Fonte:
051 Leituras lá fora 

Desculpem-me a tradução domingueira, mas não quis deixar de partilhar convosco esta perspectiva tão longínqua da nossa realidade nacional.

We don’t need no education!

Uma sala de aulas anónima algures numa escola da capital. É o dia de atendimento aos encarregados de educação, e uma senhora de uns quarenta anos discute com um professor sobre o absentismo e os resultados desastrosos do seu rebento. Quando é informada que este último falta regularmente às aulas, responde: "É o vosso papel ensinar o meu filho a respeitar a disciplina!". Mais tarde, confiará a um outro professor que é devido ao corpo docente ser demasiado jovem que o seu filho não se sente compelido a testemunhar-lhe qualquer respeito. Antes de explicar o mais seriamente possível que, se este bravo rapaz chega sistematicamente duas ou três horas atrasado de manhã, é porque passa demasiado tempo na casa de banho a pentear-se... A anedota presta-se à gargalhada, mas ela apenas representa na perfeição o estado de espírito de numerosos pais dos alunos de hoje em dia. Longe de apoiar o esforço pedagógico dos professores, os pais empreendem frequentemente um trabalho de sapa, minando as frágeis fundações que a escola tenta erigir. Perante tal atitude, como surpreender-se da taxa de insucesso crescente no ensino superior?

Hoje, ninguém terá a veleidade de contestar que o ensino secundário enveredou por um mau caminho. Para saber como sair dele, importa não somente elaborar a lista das incoerências que tornam o sistema actual tão ineficaz, mas também procurar as vantagens sobre as quais apoiar-se para construir um futuro que devolva enfim à escola o papel que está destinada a desempenhar: formar espíritos jovens, insuflar-lhes a alegria da aprendizagem e da descoberta, aperfeiçoar o seu sentido cívico e ajudá-los a descobrir o que será o seu futuro ofício. É a esta análise que serão consagradas as próximas crónicas "ensino" deste pequeno cantinho da teia.

Dados fornecidos:
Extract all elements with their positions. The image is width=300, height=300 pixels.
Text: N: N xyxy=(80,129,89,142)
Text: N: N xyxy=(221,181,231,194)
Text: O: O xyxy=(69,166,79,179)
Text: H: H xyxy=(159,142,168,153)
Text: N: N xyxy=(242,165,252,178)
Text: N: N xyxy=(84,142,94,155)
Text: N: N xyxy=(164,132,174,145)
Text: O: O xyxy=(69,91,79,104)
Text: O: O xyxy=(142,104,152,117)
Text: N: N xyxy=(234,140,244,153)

Conjunto de tarefas:
1) No texto sobre o ensino secundário, qual é a razão apontada pela mãe para o filho chegar duas ou três horas atrasado de manhã?
2) Reproduza fielmente o trecho do texto sobre o ensino secundário entre "051 Leituras lá" e "nossa realidade nacional.", inclusive.
Os registos não têm qualquer papel neste exercício.

Respostas do exercício:
1) O filho passa demasiado tempo na casa de banho a pentear-se.

2)
051 Leituras lá fora 

Desculpem-me a tradução domingueira, mas não quis deixar de partilhar convosco esta perspectiva tão longínqua da nossa realidade nacional.